EXERCISE DETAILS
Please reproduce word for word the part of the git introduction that opens with the words containing "Git is a version" and closes with "functionality on steroids.".

— start TEXT PROVIDED —

-
What is git?
Git is a version control system (vcs). This means that git keeps track of how files are changed over time and allows you to easily restore any previous version of a file. You can also have multiple versions at a time, sync file across computers, and even edit them collaboratively with other people. Basically, git is a word processor's undo functionality on steroids.
-
Why should I use it?
You may already have an existing workflow using Word's revision system or Google docs for collaborative writing. Why, then, should you switch?
-
Die normative Kraft des Faktischen ('the normative force of facts')
Git is used in a lot of our graduate level courses. If you have to deal with it anyways, you might just as well do it well. -
Universality
Word's revision system only works with Word files, and you have to have access to MS Word, which pretty much limits you to Windows and OS X. Google docs is available on every OS that has a modern browser, but again you are limited to a specific tool. In both cases you also have vendor lock-in: if Microsoft or Google stop supporting the product, you can kiss your version control system good-bye.Git has a very different approach: it is open-source and thus available for free on a large number of platforms. It has an enormous community, which ensures that it will be supported for decades to come. Git is not tied to a particular service infrastructure --- you can just use it locally without an internet connection, add an online service like GitHub or gitlab for distribution and backup purposes, or set up your own git server in a few minutes. Although it is designed with plain text files in mind, it works with all files (even binaries). Git works at the level of file systems rather than individual files so that you can keep track of the revision history of entire folders rather than just invidiual files. This is essential for any kind of project that involves more than one file, which includes writing research papers in LaTeX and all decently sized coding projects. Finally, git has excellent support for automatically merging multiple versions of a file into one that incorporates all changes, which is essential for collaborative writing.

— end TEXT PROVIDED —
— start DATA EXCERPT —

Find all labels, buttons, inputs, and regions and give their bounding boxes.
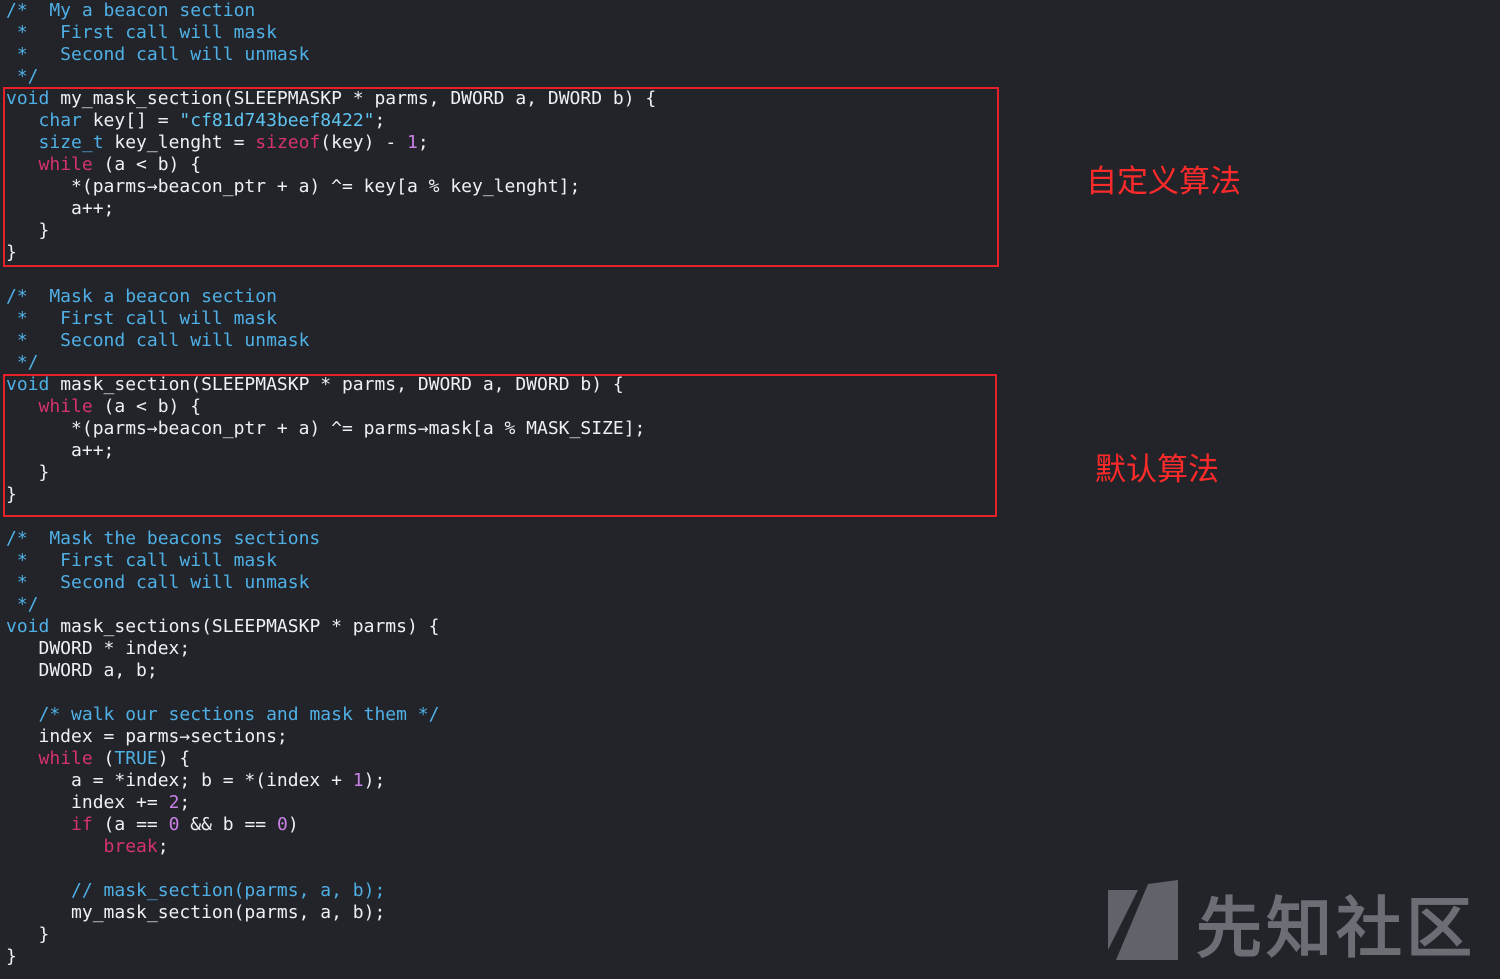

— end DATA EXCERPT —

WORKED SOLUTION
Git is a version control system (vcs). This means that git keeps track of how files are changed over time and allows you to easily restore any previous version of a file. You can also have multiple versions at a time, sync file across computers, and even edit them collaboratively with other people. Basically, git is a word processor's undo functionality on steroids.